- Task set:
**1)** Could you give the essay on being ordinary again from "My mother’s immortal" to "will ever be.", swapping "different" for "unique"?
**2)** Can you sum up the essay on being ordinary in two sentences?

- Given text:
- Opening Delimiter -

My mother’s immortal words. Drilled into my head since I was perhaps 7 years old. Be different. And for the longest time I believed I was. That is, until I grew up met others far more different than I will ever be.
I think we all like to think we’re different in some way or another. We all like to believe there is something that makes us stand apart from the crowd, something that, in our absence, makes people remember us and say, “Hey, she used to say this…” But the truth is we are all, the most of us, ordinary. So ordinary that it makes us special. So we like to think.
These days I have been thinking of stuff like this a lot more than I usually would have and I believe it is to do with a number of new things and people in my sphere. Things and incidents that reveal to me time and again, how regular my reactions are. How utterly mundane every single part of me really is. My body, for all its imperfections, is ordinary. My mind for all the praise I receive, is really only average. My heart breaks as easily as the next person. I am not the most sensitive person on the planet as I thought, but just so-so. When I do online quizzes and tests, my answers are always the ones everyone else chooses as well. Sometimes I go back and try to redo the test to change the results. Feel mildly triumphant until I sigh, knowing it’s cheating and go back to my first answers. Yes. I am like everyone else.

- Closing Delimiter -

- Excerpted records:

- Opening Delimiter -

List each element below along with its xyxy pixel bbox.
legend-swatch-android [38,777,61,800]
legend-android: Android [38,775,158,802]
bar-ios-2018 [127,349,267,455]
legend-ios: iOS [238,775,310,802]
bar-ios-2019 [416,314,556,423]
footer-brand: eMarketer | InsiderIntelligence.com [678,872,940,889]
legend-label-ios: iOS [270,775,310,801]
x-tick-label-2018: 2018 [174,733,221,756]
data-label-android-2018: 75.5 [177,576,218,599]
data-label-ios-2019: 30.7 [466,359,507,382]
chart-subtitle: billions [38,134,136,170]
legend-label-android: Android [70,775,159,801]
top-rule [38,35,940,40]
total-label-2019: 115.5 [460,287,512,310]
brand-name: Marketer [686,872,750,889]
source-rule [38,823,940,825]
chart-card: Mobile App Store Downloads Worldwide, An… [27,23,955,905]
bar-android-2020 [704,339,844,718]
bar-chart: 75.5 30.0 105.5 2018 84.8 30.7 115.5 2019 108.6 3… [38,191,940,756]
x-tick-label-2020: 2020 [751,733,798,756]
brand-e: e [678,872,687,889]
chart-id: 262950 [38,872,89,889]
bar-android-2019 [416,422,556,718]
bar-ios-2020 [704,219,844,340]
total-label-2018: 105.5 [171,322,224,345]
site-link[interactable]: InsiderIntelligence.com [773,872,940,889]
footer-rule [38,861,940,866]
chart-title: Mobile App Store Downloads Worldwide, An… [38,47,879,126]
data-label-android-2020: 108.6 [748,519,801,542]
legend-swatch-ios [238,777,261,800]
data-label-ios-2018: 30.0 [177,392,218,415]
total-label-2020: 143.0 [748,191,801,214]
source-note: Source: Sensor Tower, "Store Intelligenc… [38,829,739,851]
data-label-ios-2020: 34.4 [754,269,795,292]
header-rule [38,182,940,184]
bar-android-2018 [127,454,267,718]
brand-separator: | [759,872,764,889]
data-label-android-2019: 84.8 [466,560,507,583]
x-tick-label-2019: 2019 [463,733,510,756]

- Closing Delimiter -

- Answers below:
**1)**
My mother’s immortal words. Drilled into my head since I was perhaps 7 years old. Be unique. And for the longest time I believed I was. That is, until I grew up met others far more unique than I will ever be.

**2)** The narrator's mother drilled in the words "Be different," and the narrator long believed it, until growing up and meeting others far more different. New things and people have since revealed how ordinary the narrator's body, mind, heart and even online quiz answers are, leading to the admission of being like everyone else.